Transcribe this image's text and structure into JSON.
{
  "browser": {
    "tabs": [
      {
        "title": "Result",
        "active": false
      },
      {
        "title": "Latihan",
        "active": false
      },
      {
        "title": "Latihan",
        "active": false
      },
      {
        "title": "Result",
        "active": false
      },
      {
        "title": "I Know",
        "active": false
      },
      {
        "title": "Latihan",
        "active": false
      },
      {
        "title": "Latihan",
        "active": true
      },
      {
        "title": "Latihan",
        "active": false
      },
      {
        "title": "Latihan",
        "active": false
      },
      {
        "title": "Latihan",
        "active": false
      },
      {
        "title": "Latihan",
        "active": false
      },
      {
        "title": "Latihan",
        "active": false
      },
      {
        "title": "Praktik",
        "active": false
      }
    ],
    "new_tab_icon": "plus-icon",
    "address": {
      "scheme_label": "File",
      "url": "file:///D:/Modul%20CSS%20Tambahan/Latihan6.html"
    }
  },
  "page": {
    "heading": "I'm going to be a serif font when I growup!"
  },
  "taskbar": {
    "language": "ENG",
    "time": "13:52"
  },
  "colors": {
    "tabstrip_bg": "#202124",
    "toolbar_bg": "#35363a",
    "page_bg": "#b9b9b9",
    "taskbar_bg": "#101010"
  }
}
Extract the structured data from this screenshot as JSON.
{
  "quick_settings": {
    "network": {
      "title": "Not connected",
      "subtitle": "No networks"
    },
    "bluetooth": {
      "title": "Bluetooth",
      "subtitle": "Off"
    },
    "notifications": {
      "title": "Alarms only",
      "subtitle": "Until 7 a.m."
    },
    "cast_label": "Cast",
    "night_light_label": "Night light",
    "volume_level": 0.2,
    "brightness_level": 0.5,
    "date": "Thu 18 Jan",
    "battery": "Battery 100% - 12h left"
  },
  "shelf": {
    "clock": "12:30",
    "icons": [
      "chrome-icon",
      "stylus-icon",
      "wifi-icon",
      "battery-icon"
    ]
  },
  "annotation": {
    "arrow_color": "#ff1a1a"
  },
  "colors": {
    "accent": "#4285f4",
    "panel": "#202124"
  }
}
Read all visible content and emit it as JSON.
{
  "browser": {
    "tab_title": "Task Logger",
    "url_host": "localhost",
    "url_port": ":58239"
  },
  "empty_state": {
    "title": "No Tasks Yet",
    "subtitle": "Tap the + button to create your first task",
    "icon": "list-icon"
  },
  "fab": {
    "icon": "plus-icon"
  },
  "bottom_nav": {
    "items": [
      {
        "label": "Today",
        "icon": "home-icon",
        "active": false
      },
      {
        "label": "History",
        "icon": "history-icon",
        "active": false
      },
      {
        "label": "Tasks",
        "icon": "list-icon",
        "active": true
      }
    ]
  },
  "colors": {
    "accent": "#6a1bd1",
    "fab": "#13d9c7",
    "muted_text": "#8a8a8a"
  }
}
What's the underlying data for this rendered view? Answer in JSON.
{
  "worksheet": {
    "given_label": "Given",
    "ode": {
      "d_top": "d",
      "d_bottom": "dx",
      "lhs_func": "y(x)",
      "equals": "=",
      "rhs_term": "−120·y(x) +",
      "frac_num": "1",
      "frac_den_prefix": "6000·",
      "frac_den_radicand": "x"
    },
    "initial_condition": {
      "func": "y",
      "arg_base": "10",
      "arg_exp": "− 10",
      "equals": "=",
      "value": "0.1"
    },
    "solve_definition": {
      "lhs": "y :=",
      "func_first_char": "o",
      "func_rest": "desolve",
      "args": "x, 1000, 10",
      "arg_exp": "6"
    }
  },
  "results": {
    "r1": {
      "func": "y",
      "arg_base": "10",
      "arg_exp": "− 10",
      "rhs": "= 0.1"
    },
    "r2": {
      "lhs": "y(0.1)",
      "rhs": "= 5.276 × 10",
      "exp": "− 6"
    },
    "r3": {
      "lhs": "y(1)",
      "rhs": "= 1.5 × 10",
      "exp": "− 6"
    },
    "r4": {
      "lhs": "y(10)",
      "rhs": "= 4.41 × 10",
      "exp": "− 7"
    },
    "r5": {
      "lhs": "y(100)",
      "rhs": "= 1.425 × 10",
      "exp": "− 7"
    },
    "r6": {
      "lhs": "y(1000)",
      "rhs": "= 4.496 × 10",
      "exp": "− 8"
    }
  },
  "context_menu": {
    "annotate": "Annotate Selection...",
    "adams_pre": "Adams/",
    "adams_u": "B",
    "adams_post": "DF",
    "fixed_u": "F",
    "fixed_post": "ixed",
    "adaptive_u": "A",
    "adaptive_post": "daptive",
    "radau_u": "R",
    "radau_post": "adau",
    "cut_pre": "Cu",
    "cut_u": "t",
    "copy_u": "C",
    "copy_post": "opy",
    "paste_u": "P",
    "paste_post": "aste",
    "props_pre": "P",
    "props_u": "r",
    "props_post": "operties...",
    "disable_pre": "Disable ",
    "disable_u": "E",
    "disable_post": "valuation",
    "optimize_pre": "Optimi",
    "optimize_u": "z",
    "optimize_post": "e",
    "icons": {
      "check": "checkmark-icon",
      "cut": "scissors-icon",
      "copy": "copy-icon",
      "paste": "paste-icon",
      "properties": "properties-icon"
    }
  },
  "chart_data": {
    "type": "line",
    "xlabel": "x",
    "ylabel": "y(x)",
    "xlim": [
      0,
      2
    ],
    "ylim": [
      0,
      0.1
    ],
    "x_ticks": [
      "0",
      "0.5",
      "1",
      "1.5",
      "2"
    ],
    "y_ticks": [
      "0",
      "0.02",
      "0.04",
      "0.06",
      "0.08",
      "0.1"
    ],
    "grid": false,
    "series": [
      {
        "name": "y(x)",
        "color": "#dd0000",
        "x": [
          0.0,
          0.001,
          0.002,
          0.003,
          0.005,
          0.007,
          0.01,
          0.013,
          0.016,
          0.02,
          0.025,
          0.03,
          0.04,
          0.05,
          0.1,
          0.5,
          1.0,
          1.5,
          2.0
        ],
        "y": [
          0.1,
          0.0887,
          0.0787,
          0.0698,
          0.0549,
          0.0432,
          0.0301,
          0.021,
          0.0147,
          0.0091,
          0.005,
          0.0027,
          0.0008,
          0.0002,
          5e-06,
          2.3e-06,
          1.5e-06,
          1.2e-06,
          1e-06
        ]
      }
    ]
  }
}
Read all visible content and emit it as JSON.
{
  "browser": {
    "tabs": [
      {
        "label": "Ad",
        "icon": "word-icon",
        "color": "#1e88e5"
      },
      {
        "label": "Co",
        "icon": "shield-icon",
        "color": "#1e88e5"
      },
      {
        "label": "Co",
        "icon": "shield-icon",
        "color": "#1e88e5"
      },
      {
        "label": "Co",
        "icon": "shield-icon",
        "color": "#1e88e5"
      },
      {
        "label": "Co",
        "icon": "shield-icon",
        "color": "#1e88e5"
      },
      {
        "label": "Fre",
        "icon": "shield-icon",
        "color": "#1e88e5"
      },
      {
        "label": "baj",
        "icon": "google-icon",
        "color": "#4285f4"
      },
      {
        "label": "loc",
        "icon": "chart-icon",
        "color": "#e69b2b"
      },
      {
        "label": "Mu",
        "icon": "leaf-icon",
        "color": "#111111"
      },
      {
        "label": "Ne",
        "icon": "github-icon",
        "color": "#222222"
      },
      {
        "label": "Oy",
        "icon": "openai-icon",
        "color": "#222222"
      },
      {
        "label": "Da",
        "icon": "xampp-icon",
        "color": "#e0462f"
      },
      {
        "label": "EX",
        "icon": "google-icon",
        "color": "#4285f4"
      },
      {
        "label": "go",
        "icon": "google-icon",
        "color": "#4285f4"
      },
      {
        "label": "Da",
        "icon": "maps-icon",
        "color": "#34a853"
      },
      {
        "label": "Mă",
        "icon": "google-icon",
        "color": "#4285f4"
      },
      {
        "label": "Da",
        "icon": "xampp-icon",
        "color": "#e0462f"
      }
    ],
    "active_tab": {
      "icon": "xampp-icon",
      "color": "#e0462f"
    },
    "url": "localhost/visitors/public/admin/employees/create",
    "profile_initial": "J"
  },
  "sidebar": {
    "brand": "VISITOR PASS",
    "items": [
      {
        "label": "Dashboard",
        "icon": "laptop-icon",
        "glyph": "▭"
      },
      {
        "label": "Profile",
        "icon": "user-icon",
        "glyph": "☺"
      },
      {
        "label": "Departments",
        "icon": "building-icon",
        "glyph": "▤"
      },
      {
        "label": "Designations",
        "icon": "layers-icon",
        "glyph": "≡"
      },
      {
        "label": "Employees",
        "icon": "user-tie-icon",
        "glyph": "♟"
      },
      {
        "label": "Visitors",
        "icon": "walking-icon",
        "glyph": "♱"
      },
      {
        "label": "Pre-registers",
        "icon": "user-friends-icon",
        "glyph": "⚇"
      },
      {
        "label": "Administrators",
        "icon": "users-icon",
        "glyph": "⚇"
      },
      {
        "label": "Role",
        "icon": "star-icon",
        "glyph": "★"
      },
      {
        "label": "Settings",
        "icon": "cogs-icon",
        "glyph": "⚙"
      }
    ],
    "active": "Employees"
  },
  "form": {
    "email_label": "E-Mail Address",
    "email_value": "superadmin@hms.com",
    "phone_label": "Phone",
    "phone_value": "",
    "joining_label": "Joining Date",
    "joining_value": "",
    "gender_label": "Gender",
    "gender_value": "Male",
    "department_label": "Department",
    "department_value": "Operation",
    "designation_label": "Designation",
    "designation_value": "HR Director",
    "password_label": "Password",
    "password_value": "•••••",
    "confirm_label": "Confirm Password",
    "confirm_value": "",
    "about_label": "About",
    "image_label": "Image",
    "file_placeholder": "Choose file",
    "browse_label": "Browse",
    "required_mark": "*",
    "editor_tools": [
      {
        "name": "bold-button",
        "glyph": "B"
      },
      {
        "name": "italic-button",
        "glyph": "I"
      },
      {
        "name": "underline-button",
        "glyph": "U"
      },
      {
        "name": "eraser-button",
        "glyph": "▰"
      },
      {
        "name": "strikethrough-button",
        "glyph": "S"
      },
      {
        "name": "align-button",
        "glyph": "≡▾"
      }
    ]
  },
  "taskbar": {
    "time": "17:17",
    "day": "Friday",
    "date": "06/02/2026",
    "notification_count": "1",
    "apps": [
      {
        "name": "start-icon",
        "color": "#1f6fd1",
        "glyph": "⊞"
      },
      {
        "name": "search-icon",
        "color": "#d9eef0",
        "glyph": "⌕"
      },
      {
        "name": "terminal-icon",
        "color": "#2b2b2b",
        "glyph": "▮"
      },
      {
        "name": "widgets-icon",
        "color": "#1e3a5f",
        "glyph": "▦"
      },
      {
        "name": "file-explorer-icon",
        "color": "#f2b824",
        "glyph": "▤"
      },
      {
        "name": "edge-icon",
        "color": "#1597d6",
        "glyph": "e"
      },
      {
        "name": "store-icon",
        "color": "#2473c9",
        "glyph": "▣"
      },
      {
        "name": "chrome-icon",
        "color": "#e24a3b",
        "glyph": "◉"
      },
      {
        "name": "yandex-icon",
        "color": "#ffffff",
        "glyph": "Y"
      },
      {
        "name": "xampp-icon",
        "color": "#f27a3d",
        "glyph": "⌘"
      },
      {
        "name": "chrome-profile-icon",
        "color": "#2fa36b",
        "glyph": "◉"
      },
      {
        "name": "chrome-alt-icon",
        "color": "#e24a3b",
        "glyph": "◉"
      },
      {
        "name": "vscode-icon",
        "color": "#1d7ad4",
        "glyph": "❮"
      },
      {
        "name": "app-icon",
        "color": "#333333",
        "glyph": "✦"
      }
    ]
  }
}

######

GOAL OF THE EXERCISE. Gather each line holding the string "localhost".

WRITTEN SOLUTION.
    "url_host": "localhost",
    "url": "localhost/visitors/public/admin/employees/create",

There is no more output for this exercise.